- [WRITTEN PROBLEM]: Here are some records; copy every line that holds the word "xlabel".

- [INFORMATION GIVEN]:
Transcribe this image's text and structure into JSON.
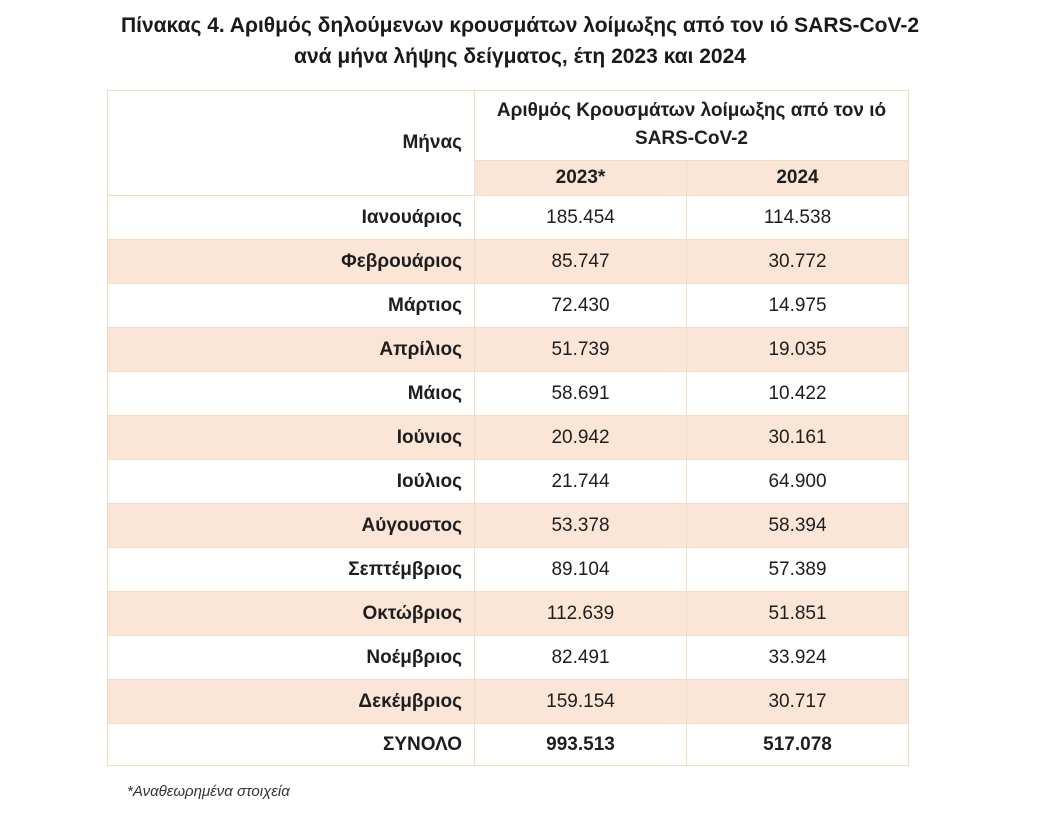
{
  "title": {
    "line1": "Πίνακας 4. Αριθμός δηλούμενων κρουσμάτων λοίμωξης από τον ιό SARS-CoV-2",
    "line2": "ανά μήνα λήψης δείγματος, έτη 2023 και 2024"
  },
  "table": {
    "month_header": "Μήνας",
    "group_header": "Αριθμός Κρουσμάτων λοίμωξης από τον ιό SARS-CoV-2",
    "year1": "2023*",
    "year2": "2024",
    "rows": [
      {
        "month": "Ιανουάριος",
        "v2023": "185.454",
        "v2024": "114.538"
      },
      {
        "month": "Φεβρουάριος",
        "v2023": "85.747",
        "v2024": "30.772"
      },
      {
        "month": "Μάρτιος",
        "v2023": "72.430",
        "v2024": "14.975"
      },
      {
        "month": "Απρίλιος",
        "v2023": "51.739",
        "v2024": "19.035"
      },
      {
        "month": "Μάιος",
        "v2023": "58.691",
        "v2024": "10.422"
      },
      {
        "month": "Ιούνιος",
        "v2023": "20.942",
        "v2024": "30.161"
      },
      {
        "month": "Ιούλιος",
        "v2023": "21.744",
        "v2024": "64.900"
      },
      {
        "month": "Αύγουστος",
        "v2023": "53.378",
        "v2024": "58.394"
      },
      {
        "month": "Σεπτέμβριος",
        "v2023": "89.104",
        "v2024": "57.389"
      },
      {
        "month": "Οκτώβριος",
        "v2023": "112.639",
        "v2024": "51.851"
      },
      {
        "month": "Νοέμβριος",
        "v2023": "82.491",
        "v2024": "33.924"
      },
      {
        "month": "Δεκέμβριος",
        "v2023": "159.154",
        "v2024": "30.717"
      }
    ],
    "total": {
      "label": "ΣΥΝΟΛΟ",
      "v2023": "993.513",
      "v2024": "517.078"
    }
  },
  "footnote": "*Αναθεωρημένα στοιχεία",
  "colors": {
    "shade": "#fbe5d6",
    "border": "#f3dcc4"
  }
}
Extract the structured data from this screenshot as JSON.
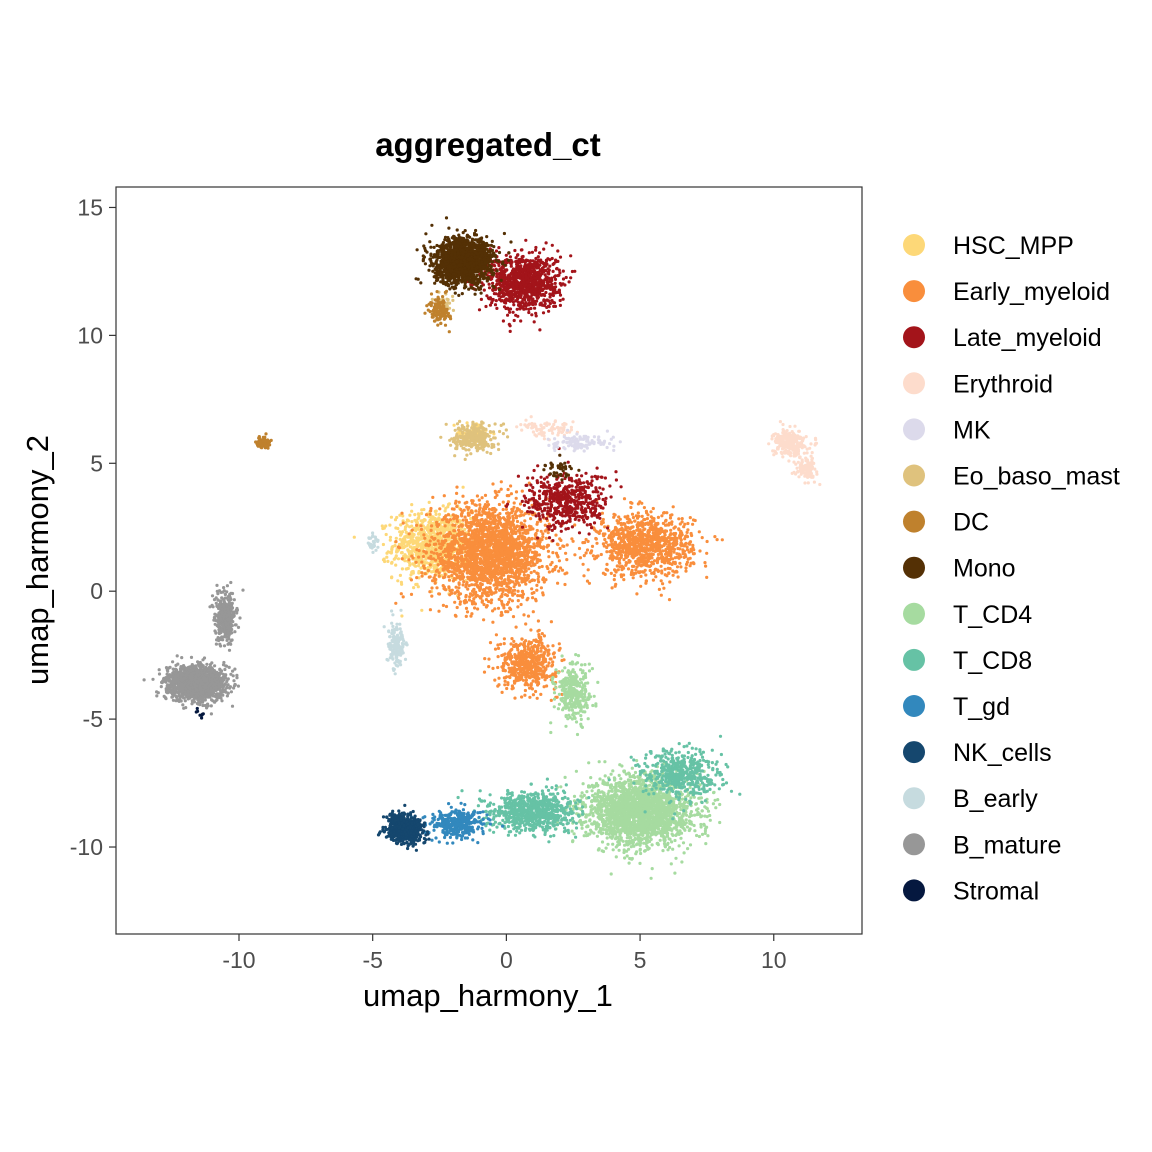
{
  "chart_data": {
    "type": "scatter",
    "title": "aggregated_ct",
    "xlabel": "umap_harmony_1",
    "ylabel": "umap_harmony_2",
    "xlim": [
      -14.6,
      13.3
    ],
    "ylim": [
      -13.4,
      15.8
    ],
    "xticks": [
      -10,
      -5,
      0,
      5,
      10
    ],
    "yticks": [
      -10,
      -5,
      0,
      5,
      10,
      15
    ],
    "grid": false,
    "legend_position": "right",
    "series": [
      {
        "name": "HSC_MPP",
        "color": "#FDD878",
        "clusters": [
          {
            "center": [
              -2.8,
              1.8
            ],
            "spread": [
              1.3,
              1.2
            ],
            "n": 900
          },
          {
            "center": [
              -1.2,
              6.2
            ],
            "spread": [
              0.6,
              0.4
            ],
            "n": 60
          }
        ]
      },
      {
        "name": "Early_myeloid",
        "color": "#F98E3C",
        "clusters": [
          {
            "center": [
              -0.6,
              1.5
            ],
            "spread": [
              2.0,
              1.7
            ],
            "n": 2200
          },
          {
            "center": [
              5.2,
              1.8
            ],
            "spread": [
              1.6,
              1.1
            ],
            "n": 1000
          },
          {
            "center": [
              0.8,
              -2.8
            ],
            "spread": [
              1.0,
              0.9
            ],
            "n": 500
          }
        ]
      },
      {
        "name": "Late_myeloid",
        "color": "#A3141A",
        "clusters": [
          {
            "center": [
              0.6,
              12.1
            ],
            "spread": [
              1.2,
              1.0
            ],
            "n": 1000
          },
          {
            "center": [
              2.3,
              3.5
            ],
            "spread": [
              1.4,
              1.0
            ],
            "n": 500
          }
        ]
      },
      {
        "name": "Erythroid",
        "color": "#FDDCCC",
        "clusters": [
          {
            "center": [
              10.6,
              5.8
            ],
            "spread": [
              0.55,
              0.45
            ],
            "n": 260
          },
          {
            "center": [
              11.2,
              4.8
            ],
            "spread": [
              0.35,
              0.4
            ],
            "n": 120
          },
          {
            "center": [
              1.6,
              6.3
            ],
            "spread": [
              1.0,
              0.3
            ],
            "n": 80
          }
        ]
      },
      {
        "name": "MK",
        "color": "#DCDAEB",
        "clusters": [
          {
            "center": [
              2.8,
              5.8
            ],
            "spread": [
              1.1,
              0.3
            ],
            "n": 110
          }
        ]
      },
      {
        "name": "Eo_baso_mast",
        "color": "#DFC27D",
        "clusters": [
          {
            "center": [
              -1.2,
              6.0
            ],
            "spread": [
              0.7,
              0.5
            ],
            "n": 260
          },
          {
            "center": [
              -2.3,
              11.2
            ],
            "spread": [
              0.3,
              0.4
            ],
            "n": 40
          }
        ]
      },
      {
        "name": "DC",
        "color": "#BF812D",
        "clusters": [
          {
            "center": [
              -9.1,
              5.8
            ],
            "spread": [
              0.22,
              0.2
            ],
            "n": 80
          },
          {
            "center": [
              -2.5,
              11.0
            ],
            "spread": [
              0.35,
              0.5
            ],
            "n": 120
          }
        ]
      },
      {
        "name": "Mono",
        "color": "#543005",
        "clusters": [
          {
            "center": [
              -1.6,
              12.9
            ],
            "spread": [
              1.0,
              0.8
            ],
            "n": 1500
          },
          {
            "center": [
              2.0,
              4.8
            ],
            "spread": [
              0.5,
              0.3
            ],
            "n": 40
          }
        ]
      },
      {
        "name": "T_CD4",
        "color": "#A6DBA0",
        "clusters": [
          {
            "center": [
              5.0,
              -8.6
            ],
            "spread": [
              1.8,
              1.2
            ],
            "n": 2200
          },
          {
            "center": [
              2.5,
              -4.0
            ],
            "spread": [
              0.6,
              1.0
            ],
            "n": 300
          }
        ]
      },
      {
        "name": "T_CD8",
        "color": "#66C2A5",
        "clusters": [
          {
            "center": [
              1.0,
              -8.6
            ],
            "spread": [
              1.4,
              0.7
            ],
            "n": 800
          },
          {
            "center": [
              6.5,
              -7.2
            ],
            "spread": [
              1.3,
              0.9
            ],
            "n": 500
          }
        ]
      },
      {
        "name": "T_gd",
        "color": "#3288BD",
        "clusters": [
          {
            "center": [
              -1.8,
              -9.1
            ],
            "spread": [
              0.9,
              0.5
            ],
            "n": 350
          }
        ]
      },
      {
        "name": "NK_cells",
        "color": "#15476E",
        "clusters": [
          {
            "center": [
              -3.8,
              -9.3
            ],
            "spread": [
              0.6,
              0.5
            ],
            "n": 700
          }
        ]
      },
      {
        "name": "B_early",
        "color": "#C6DBDF",
        "clusters": [
          {
            "center": [
              -4.1,
              -2.0
            ],
            "spread": [
              0.3,
              0.8
            ],
            "n": 160
          },
          {
            "center": [
              -5.0,
              1.9
            ],
            "spread": [
              0.2,
              0.3
            ],
            "n": 30
          }
        ]
      },
      {
        "name": "B_mature",
        "color": "#979797",
        "clusters": [
          {
            "center": [
              -11.6,
              -3.6
            ],
            "spread": [
              1.0,
              0.6
            ],
            "n": 1400
          },
          {
            "center": [
              -10.5,
              -1.0
            ],
            "spread": [
              0.35,
              0.8
            ],
            "n": 400
          }
        ]
      },
      {
        "name": "Stromal",
        "color": "#05183F",
        "clusters": [
          {
            "center": [
              -11.4,
              -4.8
            ],
            "spread": [
              0.2,
              0.2
            ],
            "n": 8
          }
        ]
      }
    ]
  }
}
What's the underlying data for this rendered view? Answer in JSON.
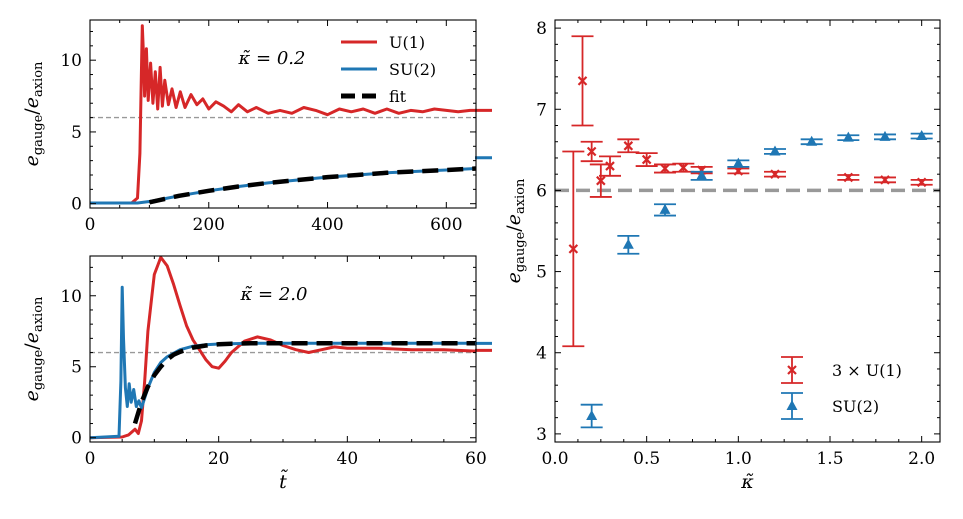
{
  "chart_data": [
    {
      "id": "top-left",
      "type": "line",
      "annotation": "κ̃ = 0.2",
      "xlabel": "",
      "ylabel": "e_gauge / e_axion",
      "xlim": [
        0,
        650
      ],
      "ylim": [
        -0.3,
        12.8
      ],
      "xticks": [
        0,
        200,
        400,
        600
      ],
      "yticks": [
        0,
        5,
        10
      ],
      "reference_line": 6,
      "legend": {
        "placement": "top-right",
        "entries": [
          "U(1)",
          "SU(2)",
          "fit"
        ]
      },
      "series": [
        {
          "name": "U(1)",
          "color": "#d62728",
          "x": [
            0,
            70,
            80,
            84,
            86,
            88,
            90,
            92,
            95,
            98,
            102,
            106,
            110,
            114,
            118,
            122,
            126,
            132,
            138,
            145,
            152,
            160,
            170,
            180,
            190,
            200,
            212,
            225,
            238,
            250,
            265,
            280,
            300,
            320,
            340,
            360,
            380,
            400,
            420,
            440,
            460,
            480,
            500,
            520,
            540,
            560,
            580,
            600,
            620,
            640,
            650
          ],
          "y": [
            0.05,
            0.05,
            0.4,
            3.5,
            8.0,
            12.4,
            10.5,
            7.5,
            10.8,
            7.2,
            9.8,
            7.0,
            9.2,
            6.6,
            9.5,
            6.8,
            8.6,
            6.9,
            8.0,
            6.7,
            7.8,
            6.7,
            7.6,
            6.9,
            7.3,
            6.6,
            7.1,
            6.8,
            6.4,
            6.9,
            6.4,
            6.7,
            6.3,
            6.5,
            6.3,
            6.7,
            6.5,
            6.2,
            6.6,
            6.4,
            6.6,
            6.3,
            6.6,
            6.3,
            6.5,
            6.4,
            6.6,
            6.5,
            6.4,
            6.5,
            6.5
          ]
        },
        {
          "name": "SU(2)",
          "color": "#1f77b4",
          "x": [
            0,
            80,
            100,
            120,
            150,
            200,
            250,
            300,
            350,
            400,
            450,
            500,
            550,
            600,
            650
          ],
          "y": [
            0.05,
            0.05,
            0.15,
            0.3,
            0.55,
            0.9,
            1.2,
            1.45,
            1.65,
            1.85,
            2.0,
            2.15,
            2.25,
            2.35,
            2.45
          ]
        },
        {
          "name": "fit",
          "color": "#000000",
          "x": [
            100,
            120,
            150,
            200,
            250,
            300,
            350,
            400,
            450,
            500,
            550,
            600,
            650
          ],
          "y": [
            0.1,
            0.28,
            0.55,
            0.9,
            1.2,
            1.45,
            1.65,
            1.85,
            2.0,
            2.15,
            2.25,
            2.35,
            2.45
          ]
        }
      ],
      "edge_markers": [
        {
          "series": "U(1)",
          "y": 6.5
        },
        {
          "series": "SU(2)",
          "y": 3.2
        }
      ]
    },
    {
      "id": "bottom-left",
      "type": "line",
      "annotation": "κ̃ = 2.0",
      "xlabel": "t̃",
      "ylabel": "e_gauge / e_axion",
      "xlim": [
        0,
        60
      ],
      "ylim": [
        -0.3,
        12.8
      ],
      "xticks": [
        0,
        20,
        40,
        60
      ],
      "yticks": [
        0,
        5,
        10
      ],
      "reference_line": 6,
      "series": [
        {
          "name": "U(1)",
          "color": "#d62728",
          "x": [
            0,
            5,
            6,
            7,
            7.5,
            8,
            8.5,
            9,
            10,
            11,
            12,
            13,
            14,
            15,
            16,
            17,
            18,
            19,
            20,
            21,
            22,
            24,
            26,
            28,
            30,
            32,
            34,
            36,
            38,
            40,
            45,
            50,
            55,
            60
          ],
          "y": [
            0,
            0.05,
            0.2,
            0.6,
            0.3,
            1.2,
            4.0,
            7.5,
            11.5,
            12.7,
            12.1,
            10.8,
            9.3,
            7.9,
            6.9,
            6.2,
            5.5,
            5.0,
            4.9,
            5.4,
            6.0,
            6.8,
            7.1,
            6.9,
            6.5,
            6.2,
            6.0,
            6.2,
            6.4,
            6.3,
            6.3,
            6.2,
            6.2,
            6.1
          ]
        },
        {
          "name": "SU(2)",
          "color": "#1f77b4",
          "x": [
            0,
            4.5,
            4.8,
            5.0,
            5.2,
            5.5,
            5.8,
            6.1,
            6.4,
            6.8,
            7.2,
            7.6,
            8.0,
            8.5,
            9,
            10,
            11,
            12,
            14,
            16,
            18,
            20,
            25,
            30,
            40,
            50,
            60
          ],
          "y": [
            0,
            0.1,
            4.0,
            10.6,
            7.0,
            3.5,
            2.2,
            3.8,
            2.5,
            3.4,
            2.2,
            2.6,
            2.1,
            2.8,
            3.5,
            4.6,
            5.3,
            5.7,
            6.2,
            6.45,
            6.55,
            6.6,
            6.65,
            6.65,
            6.65,
            6.65,
            6.65
          ]
        },
        {
          "name": "fit",
          "color": "#000000",
          "x": [
            7,
            8,
            9,
            10,
            11,
            12,
            13,
            14,
            16,
            18,
            20,
            22,
            25,
            30,
            40,
            50,
            60
          ],
          "y": [
            1.0,
            2.5,
            3.6,
            4.4,
            5.0,
            5.5,
            5.85,
            6.05,
            6.35,
            6.5,
            6.58,
            6.62,
            6.65,
            6.65,
            6.65,
            6.65,
            6.65
          ]
        }
      ],
      "edge_markers": [
        {
          "series": "SU(2)",
          "y": 6.65
        },
        {
          "series": "U(1)",
          "y": 6.15
        }
      ]
    },
    {
      "id": "right",
      "type": "scatter",
      "xlabel": "κ̃",
      "ylabel": "e_gauge / e_axion",
      "xlim": [
        0,
        2.1
      ],
      "ylim": [
        2.9,
        8.1
      ],
      "xticks": [
        "0.0",
        "0.5",
        "1.0",
        "1.5",
        "2.0"
      ],
      "yticks": [
        3,
        4,
        5,
        6,
        7,
        8
      ],
      "reference_line": 6,
      "legend": {
        "placement": "bottom-right",
        "entries": [
          "3 × U(1)",
          "SU(2)"
        ]
      },
      "series": [
        {
          "name": "3 × U(1)",
          "color": "#d62728",
          "marker": "x",
          "x": [
            0.1,
            0.15,
            0.2,
            0.25,
            0.3,
            0.4,
            0.5,
            0.6,
            0.7,
            0.8,
            1.0,
            1.2,
            1.6,
            1.8,
            2.0
          ],
          "y": [
            5.28,
            7.35,
            6.48,
            6.12,
            6.3,
            6.55,
            6.38,
            6.27,
            6.28,
            6.25,
            6.24,
            6.2,
            6.16,
            6.13,
            6.1
          ],
          "err": [
            1.2,
            0.55,
            0.12,
            0.2,
            0.12,
            0.08,
            0.08,
            0.05,
            0.05,
            0.04,
            0.03,
            0.03,
            0.03,
            0.03,
            0.03
          ]
        },
        {
          "name": "SU(2)",
          "color": "#1f77b4",
          "marker": "^",
          "x": [
            0.2,
            0.4,
            0.6,
            0.8,
            1.0,
            1.2,
            1.4,
            1.6,
            1.8,
            2.0
          ],
          "y": [
            3.22,
            5.33,
            5.76,
            6.18,
            6.33,
            6.48,
            6.6,
            6.65,
            6.66,
            6.67
          ],
          "err": [
            0.14,
            0.11,
            0.07,
            0.05,
            0.04,
            0.03,
            0.03,
            0.03,
            0.03,
            0.03
          ]
        }
      ]
    }
  ]
}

- [RESPONSE]:
    "xlabel": "umap_harmony_1",
      "xlabel": "",
      "xlabel": "t̃",
      "xlabel": "κ̃",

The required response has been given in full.